- _Task objective_: Return all of the entries word for word, but omit the pictures they contain.

Stored data:
──────────

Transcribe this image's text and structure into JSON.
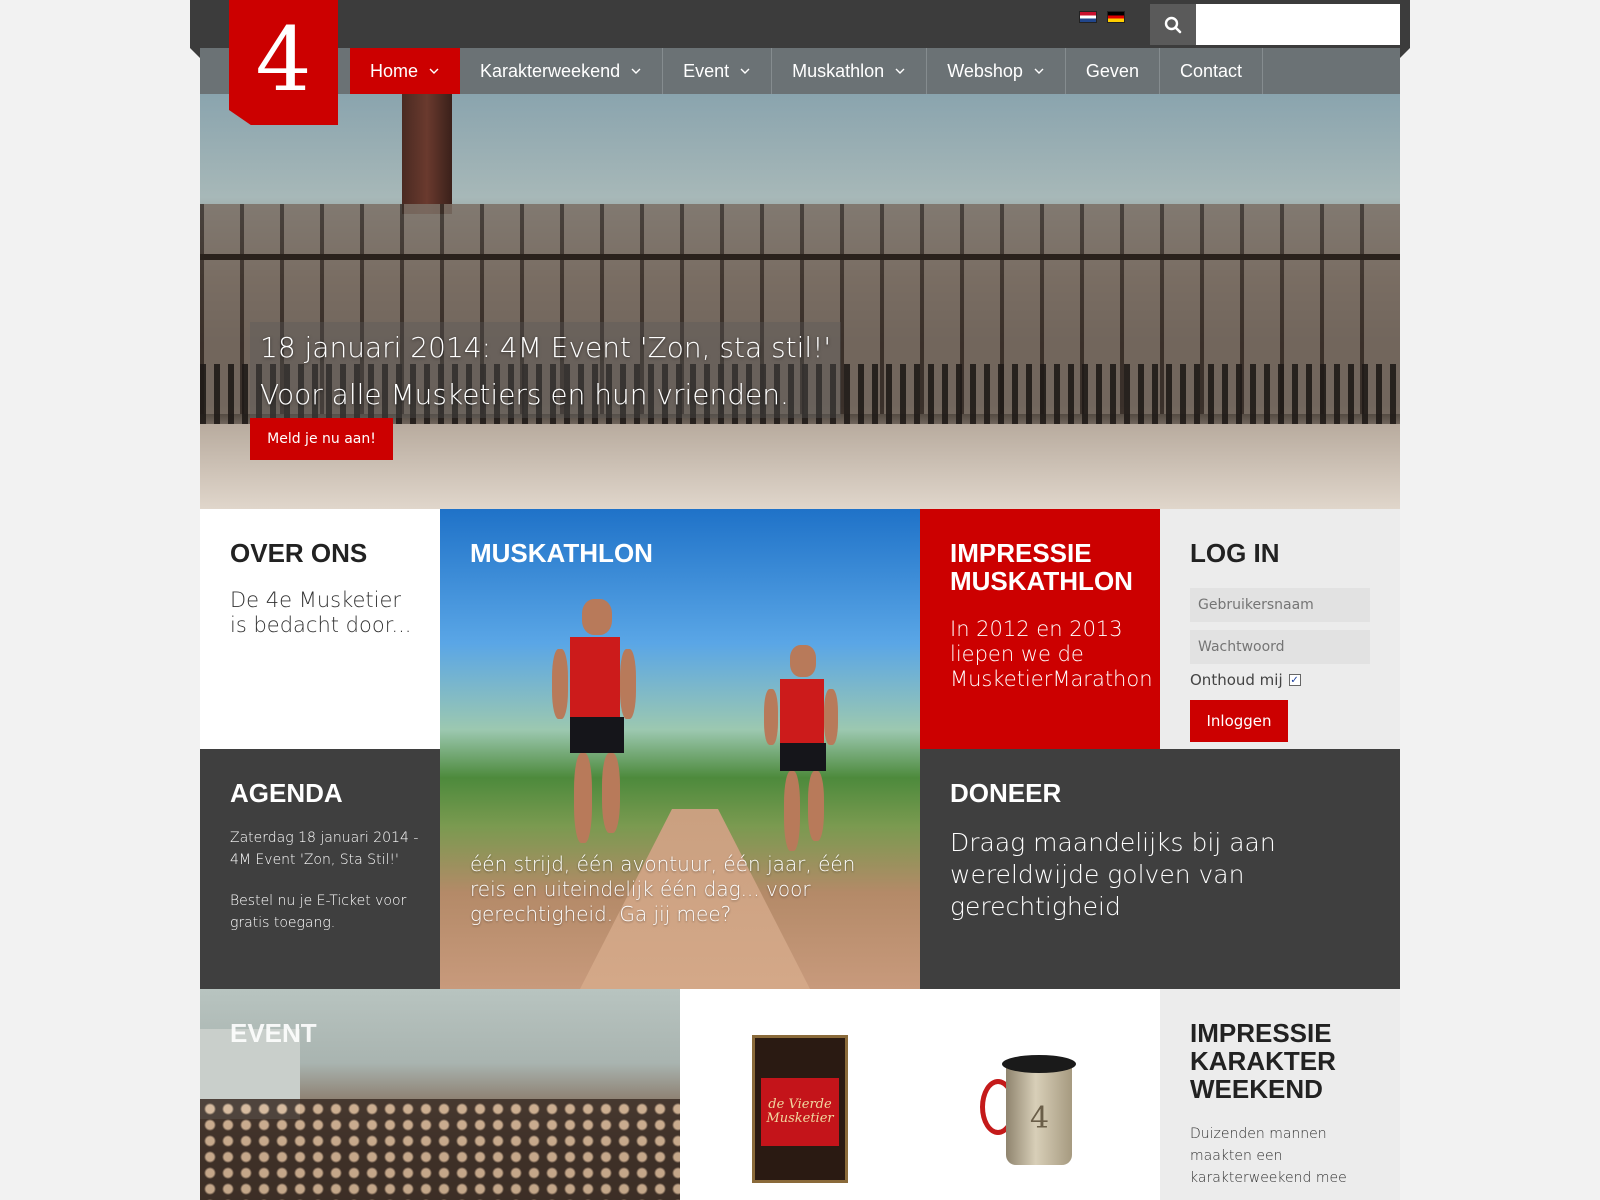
{
  "header": {
    "logo_text": "4",
    "search_placeholder": ""
  },
  "nav": {
    "items": [
      {
        "label": "Home",
        "has_dropdown": true,
        "active": true
      },
      {
        "label": "Karakterweekend",
        "has_dropdown": true,
        "active": false
      },
      {
        "label": "Event",
        "has_dropdown": true,
        "active": false
      },
      {
        "label": "Muskathlon",
        "has_dropdown": true,
        "active": false
      },
      {
        "label": "Webshop",
        "has_dropdown": true,
        "active": false
      },
      {
        "label": "Geven",
        "has_dropdown": false,
        "active": false
      },
      {
        "label": "Contact",
        "has_dropdown": false,
        "active": false
      }
    ]
  },
  "hero": {
    "line1": "18 januari 2014: 4M Event 'Zon, sta stil!'",
    "line2": "Voor alle Musketiers en hun vrienden.",
    "button": "Meld je nu aan!"
  },
  "tiles": {
    "overons": {
      "title": "OVER ONS",
      "text": "De 4e Musketier is bedacht door..."
    },
    "muskathlon": {
      "title": "MUSKATHLON",
      "text": "één strijd, één avontuur, één jaar, één reis en uiteindelijk één dag... voor gerechtigheid. Ga jij mee?"
    },
    "impressie_musk": {
      "title_line1": "IMPRESSIE",
      "title_line2": "MUSKATHLON",
      "text": "In 2012 en 2013 liepen we de MusketierMarathon"
    },
    "login": {
      "title": "LOG IN",
      "username_placeholder": "Gebruikersnaam",
      "password_placeholder": "Wachtwoord",
      "remember": "Onthoud mij",
      "button": "Inloggen"
    },
    "agenda": {
      "title": "AGENDA",
      "line1": "Zaterdag 18 januari 2014 - 4M Event 'Zon, Sta Stil!'",
      "line2": "Bestel nu je E-Ticket voor gratis toegang."
    },
    "doneer": {
      "title": "DONEER",
      "text": "Draag maandelijks bij aan wereldwijde golven van gerechtigheid"
    },
    "event": {
      "title": "EVENT"
    },
    "webshop": {
      "book_title": "de Vierde Musketier",
      "mug_number": "4"
    },
    "impressie_karakter": {
      "title_line1": "IMPRESSIE",
      "title_line2": "KARAKTER",
      "title_line3": "WEEKEND",
      "text": "Duizenden mannen maakten een karakterweekend mee"
    }
  },
  "colors": {
    "accent": "#cc0000",
    "dark": "#3f3f3f",
    "nav": "#6b7275"
  }
}
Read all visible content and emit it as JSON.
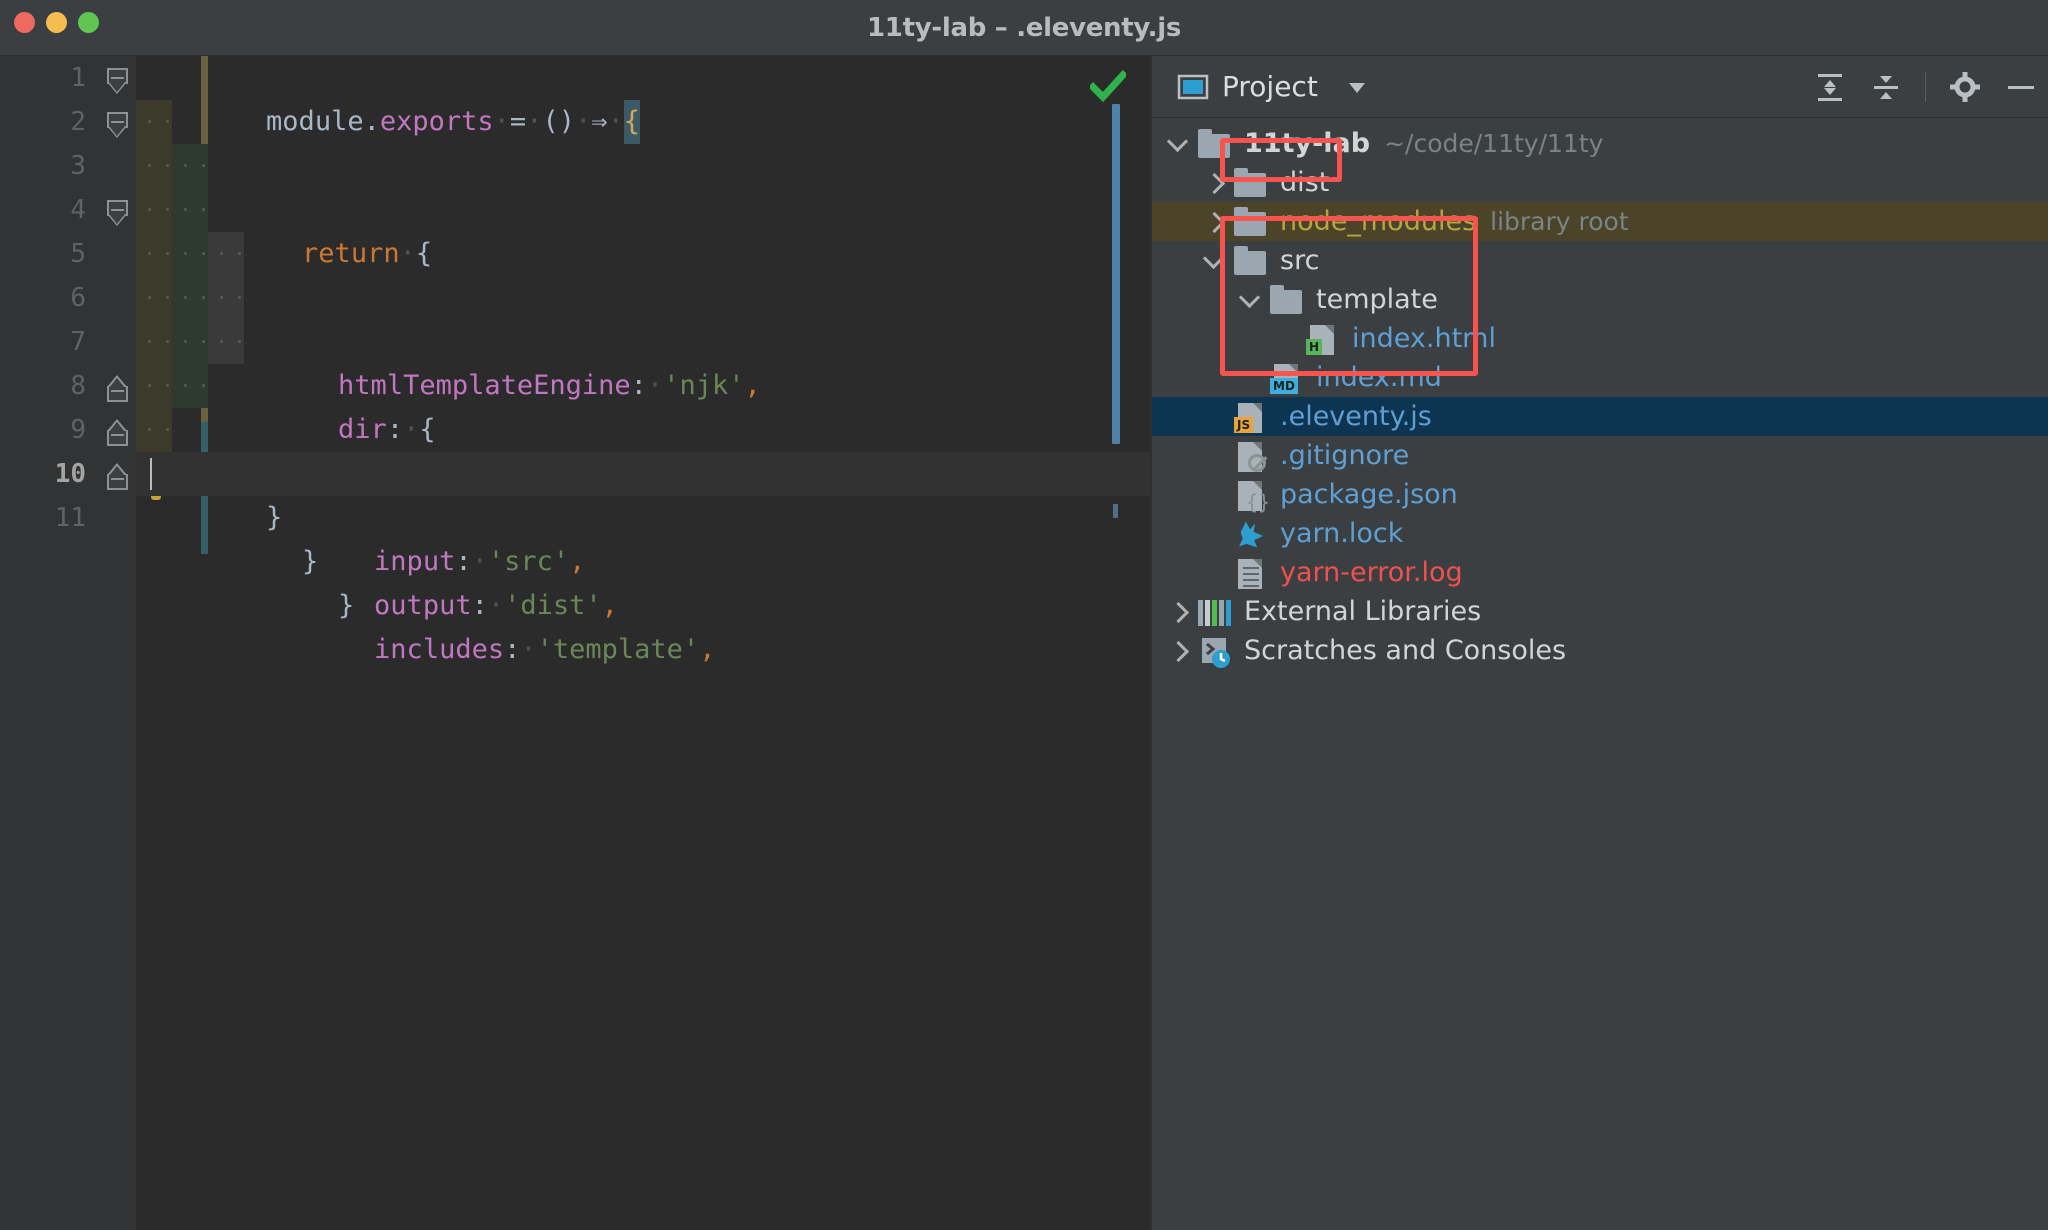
{
  "window": {
    "title": "11ty-lab – .eleventy.js",
    "traffic_lights": [
      "close-red",
      "minimize-yellow",
      "maximize-green"
    ]
  },
  "editor": {
    "filename": ".eleventy.js",
    "status_icon": "green-check",
    "line_numbers": [
      "1",
      "2",
      "3",
      "4",
      "5",
      "6",
      "7",
      "8",
      "9",
      "10",
      "11"
    ],
    "current_line": 10,
    "lines": [
      {
        "n": 1,
        "text": "module.exports = () => {"
      },
      {
        "n": 2,
        "text": "  return {"
      },
      {
        "n": 3,
        "text": "    htmlTemplateEngine: 'njk',"
      },
      {
        "n": 4,
        "text": "    dir: {"
      },
      {
        "n": 5,
        "text": "      input: 'src',"
      },
      {
        "n": 6,
        "text": "      output: 'dist',"
      },
      {
        "n": 7,
        "text": "      includes: 'template',"
      },
      {
        "n": 8,
        "text": "    }"
      },
      {
        "n": 9,
        "text": "  }"
      },
      {
        "n": 10,
        "text": "}"
      },
      {
        "n": 11,
        "text": ""
      }
    ],
    "tokens": {
      "module": "module",
      "exports": "exports",
      "dot": ".",
      "equals": "=",
      "parens": "()",
      "arrow": "⇒",
      "open_brace": "{",
      "close_brace": "}",
      "return": "return",
      "htmlTemplateEngine": "htmlTemplateEngine",
      "colon": ":",
      "njk": "'njk'",
      "comma": ",",
      "dir": "dir",
      "input": "input",
      "src_str": "'src'",
      "output": "output",
      "dist_str": "'dist'",
      "includes": "includes",
      "template_str": "'template'"
    },
    "colors": {
      "background": "#2b2b2b",
      "gutter": "#313335",
      "keyword": "#cc7832",
      "property": "#c177c1",
      "string": "#6a8759",
      "default_text": "#a9b7c6",
      "line_number": "#606366",
      "caret_block": "#3c5a66"
    },
    "intention_bulb": "lightbulb-icon"
  },
  "project_panel": {
    "header": {
      "title": "Project",
      "window_icon": "project-window-icon",
      "dropdown_icon": "chevron-down-icon",
      "expand_all_icon": "expand-all-icon",
      "collapse_all_icon": "collapse-all-icon",
      "settings_icon": "gear-icon",
      "hide_icon": "minimize-icon"
    },
    "tree": [
      {
        "id": "root",
        "label": "11ty-lab",
        "sublabel": "~/code/11ty/11ty",
        "icon": "folder",
        "chevron": "down",
        "depth": 0,
        "style": "bold"
      },
      {
        "id": "dist",
        "label": "dist",
        "sublabel": "",
        "icon": "folder",
        "chevron": "right",
        "depth": 1,
        "style": "normal"
      },
      {
        "id": "node_modules",
        "label": "node_modules",
        "sublabel": "library root",
        "icon": "folder",
        "chevron": "right",
        "depth": 1,
        "style": "libroot"
      },
      {
        "id": "src",
        "label": "src",
        "sublabel": "",
        "icon": "folder",
        "chevron": "down",
        "depth": 1,
        "style": "normal"
      },
      {
        "id": "template",
        "label": "template",
        "sublabel": "",
        "icon": "folder",
        "chevron": "down",
        "depth": 2,
        "style": "normal"
      },
      {
        "id": "index_html",
        "label": "index.html",
        "sublabel": "",
        "icon": "file-html",
        "chevron": "none",
        "depth": 3,
        "style": "file"
      },
      {
        "id": "index_md",
        "label": "index.md",
        "sublabel": "",
        "icon": "file-md",
        "chevron": "none",
        "depth": 2,
        "style": "file"
      },
      {
        "id": "eleventy",
        "label": ".eleventy.js",
        "sublabel": "",
        "icon": "file-js",
        "chevron": "none",
        "depth": 1,
        "style": "file-selected"
      },
      {
        "id": "gitignore",
        "label": ".gitignore",
        "sublabel": "",
        "icon": "file-git",
        "chevron": "none",
        "depth": 1,
        "style": "file"
      },
      {
        "id": "packagejson",
        "label": "package.json",
        "sublabel": "",
        "icon": "file-json",
        "chevron": "none",
        "depth": 1,
        "style": "file"
      },
      {
        "id": "yarnlock",
        "label": "yarn.lock",
        "sublabel": "",
        "icon": "file-yarn",
        "chevron": "none",
        "depth": 1,
        "style": "file"
      },
      {
        "id": "yarnerror",
        "label": "yarn-error.log",
        "sublabel": "",
        "icon": "file-log",
        "chevron": "none",
        "depth": 1,
        "style": "file-red"
      },
      {
        "id": "extlibs",
        "label": "External Libraries",
        "sublabel": "",
        "icon": "libraries",
        "chevron": "right",
        "depth": 0,
        "style": "normal"
      },
      {
        "id": "scratches",
        "label": "Scratches and Consoles",
        "sublabel": "",
        "icon": "scratches",
        "chevron": "right",
        "depth": 0,
        "style": "normal"
      }
    ],
    "selected_item": ".eleventy.js"
  },
  "annotations": {
    "color": "#f7544f",
    "boxes": [
      {
        "name": "highlight-dist",
        "target": "dist"
      },
      {
        "name": "highlight-src-tree",
        "target": "src / template / index.html / index.md"
      }
    ]
  }
}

──────────

- _Written reply_:
Transcribe this image's text and structure into JSON.
{
  "header": {
    "logo_text": "4",
    "search_placeholder": ""
  },
  "nav": {
    "items": [
      {
        "label": "Home",
        "has_dropdown": true,
        "active": true
      },
      {
        "label": "Karakterweekend",
        "has_dropdown": true,
        "active": false
      },
      {
        "label": "Event",
        "has_dropdown": true,
        "active": false
      },
      {
        "label": "Muskathlon",
        "has_dropdown": true,
        "active": false
      },
      {
        "label": "Webshop",
        "has_dropdown": true,
        "active": false
      },
      {
        "label": "Geven",
        "has_dropdown": false,
        "active": false
      },
      {
        "label": "Contact",
        "has_dropdown": false,
        "active": false
      }
    ]
  },
  "hero": {
    "line1": "18 januari 2014: 4M Event 'Zon, sta stil!'",
    "line2": "Voor alle Musketiers en hun vrienden.",
    "button": "Meld je nu aan!"
  },
  "tiles": {
    "overons": {
      "title": "OVER ONS",
      "text": "De 4e Musketier is bedacht door..."
    },
    "muskathlon": {
      "title": "MUSKATHLON",
      "text": "één strijd, één avontuur, één jaar, één reis en uiteindelijk één dag... voor gerechtigheid. Ga jij mee?"
    },
    "impressie_musk": {
      "title_line1": "IMPRESSIE",
      "title_line2": "MUSKATHLON",
      "text": "In 2012 en 2013 liepen we de MusketierMarathon"
    },
    "login": {
      "title": "LOG IN",
      "username_placeholder": "Gebruikersnaam",
      "password_placeholder": "Wachtwoord",
      "remember": "Onthoud mij",
      "button": "Inloggen"
    },
    "agenda": {
      "title": "AGENDA",
      "line1": "Zaterdag 18 januari 2014 - 4M Event 'Zon, Sta Stil!'",
      "line2": "Bestel nu je E-Ticket voor gratis toegang."
    },
    "doneer": {
      "title": "DONEER",
      "text": "Draag maandelijks bij aan wereldwijde golven van gerechtigheid"
    },
    "event": {
      "title": "EVENT"
    },
    "webshop": {
      "book_title": "de Vierde Musketier",
      "mug_number": "4"
    },
    "impressie_karakter": {
      "title_line1": "IMPRESSIE",
      "title_line2": "KARAKTER",
      "title_line3": "WEEKEND",
      "text": "Duizenden mannen maakten een karakterweekend mee"
    }
  },
  "colors": {
    "accent": "#cc0000",
    "dark": "#3f3f3f",
    "nav": "#6b7275"
  }
}
Read all visible content and emit it as JSON.
{
  "window": {
    "title": "11ty-lab – .eleventy.js",
    "traffic_lights": [
      "close-red",
      "minimize-yellow",
      "maximize-green"
    ]
  },
  "editor": {
    "filename": ".eleventy.js",
    "status_icon": "green-check",
    "line_numbers": [
      "1",
      "2",
      "3",
      "4",
      "5",
      "6",
      "7",
      "8",
      "9",
      "10",
      "11"
    ],
    "current_line": 10,
    "lines": [
      {
        "n": 1,
        "text": "module.exports = () => {"
      },
      {
        "n": 2,
        "text": "  return {"
      },
      {
        "n": 3,
        "text": "    htmlTemplateEngine: 'njk',"
      },
      {
        "n": 4,
        "text": "    dir: {"
      },
      {
        "n": 5,
        "text": "      input: 'src',"
      },
      {
        "n": 6,
        "text": "      output: 'dist',"
      },
      {
        "n": 7,
        "text": "      includes: 'template',"
      },
      {
        "n": 8,
        "text": "    }"
      },
      {
        "n": 9,
        "text": "  }"
      },
      {
        "n": 10,
        "text": "}"
      },
      {
        "n": 11,
        "text": ""
      }
    ],
    "tokens": {
      "module": "module",
      "exports": "exports",
      "dot": ".",
      "equals": "=",
      "parens": "()",
      "arrow": "⇒",
      "open_brace": "{",
      "close_brace": "}",
      "return": "return",
      "htmlTemplateEngine": "htmlTemplateEngine",
      "colon": ":",
      "njk": "'njk'",
      "comma": ",",
      "dir": "dir",
      "input": "input",
      "src_str": "'src'",
      "output": "output",
      "dist_str": "'dist'",
      "includes": "includes",
      "template_str": "'template'"
    },
    "colors": {
      "background": "#2b2b2b",
      "gutter": "#313335",
      "keyword": "#cc7832",
      "property": "#c177c1",
      "string": "#6a8759",
      "default_text": "#a9b7c6",
      "line_number": "#606366",
      "caret_block": "#3c5a66"
    },
    "intention_bulb": "lightbulb-icon"
  },
  "project_panel": {
    "header": {
      "title": "Project",
      "window_icon": "project-window-icon",
      "dropdown_icon": "chevron-down-icon",
      "expand_all_icon": "expand-all-icon",
      "collapse_all_icon": "collapse-all-icon",
      "settings_icon": "gear-icon",
      "hide_icon": "minimize-icon"
    },
    "tree": [
      {
        "id": "root",
        "label": "11ty-lab",
        "sublabel": "~/code/11ty/11ty",
        "icon": "folder",
        "chevron": "down",
        "depth": 0,
        "style": "bold"
      },
      {
        "id": "dist",
        "label": "dist",
        "sublabel": "",
        "icon": "folder",
        "chevron": "right",
        "depth": 1,
        "style": "normal"
      },
      {
        "id": "node_modules",
        "label": "node_modules",
        "sublabel": "library root",
        "icon": "folder",
        "chevron": "right",
        "depth": 1,
        "style": "libroot"
      },
      {
        "id": "src",
        "label": "src",
        "sublabel": "",
        "icon": "folder",
        "chevron": "down",
        "depth": 1,
        "style": "normal"
      },
      {
        "id": "template",
        "label": "template",
        "sublabel": "",
        "icon": "folder",
        "chevron": "down",
        "depth": 2,
        "style": "normal"
      },
      {
        "id": "index_html",
        "label": "index.html",
        "sublabel": "",
        "icon": "file-html",
        "chevron": "none",
        "depth": 3,
        "style": "file"
      },
      {
        "id": "index_md",
        "label": "index.md",
        "sublabel": "",
        "icon": "file-md",
        "chevron": "none",
        "depth": 2,
        "style": "file"
      },
      {
        "id": "eleventy",
        "label": ".eleventy.js",
        "sublabel": "",
        "icon": "file-js",
        "chevron": "none",
        "depth": 1,
        "style": "file-selected"
      },
      {
        "id": "gitignore",
        "label": ".gitignore",
        "sublabel": "",
        "icon": "file-git",
        "chevron": "none",
        "depth": 1,
        "style": "file"
      },
      {
        "id": "packagejson",
        "label": "package.json",
        "sublabel": "",
        "icon": "file-json",
        "chevron": "none",
        "depth": 1,
        "style": "file"
      },
      {
        "id": "yarnlock",
        "label": "yarn.lock",
        "sublabel": "",
        "icon": "file-yarn",
        "chevron": "none",
        "depth": 1,
        "style": "file"
      },
      {
        "id": "yarnerror",
        "label": "yarn-error.log",
        "sublabel": "",
        "icon": "file-log",
        "chevron": "none",
        "depth": 1,
        "style": "file-red"
      },
      {
        "id": "extlibs",
        "label": "External Libraries",
        "sublabel": "",
        "icon": "libraries",
        "chevron": "right",
        "depth": 0,
        "style": "normal"
      },
      {
        "id": "scratches",
        "label": "Scratches and Consoles",
        "sublabel": "",
        "icon": "scratches",
        "chevron": "right",
        "depth": 0,
        "style": "normal"
      }
    ],
    "selected_item": ".eleventy.js"
  },
  "annotations": {
    "color": "#f7544f",
    "boxes": [
      {
        "name": "highlight-dist",
        "target": "dist"
      },
      {
        "name": "highlight-src-tree",
        "target": "src / template / index.html / index.md"
      }
    ]
  }
}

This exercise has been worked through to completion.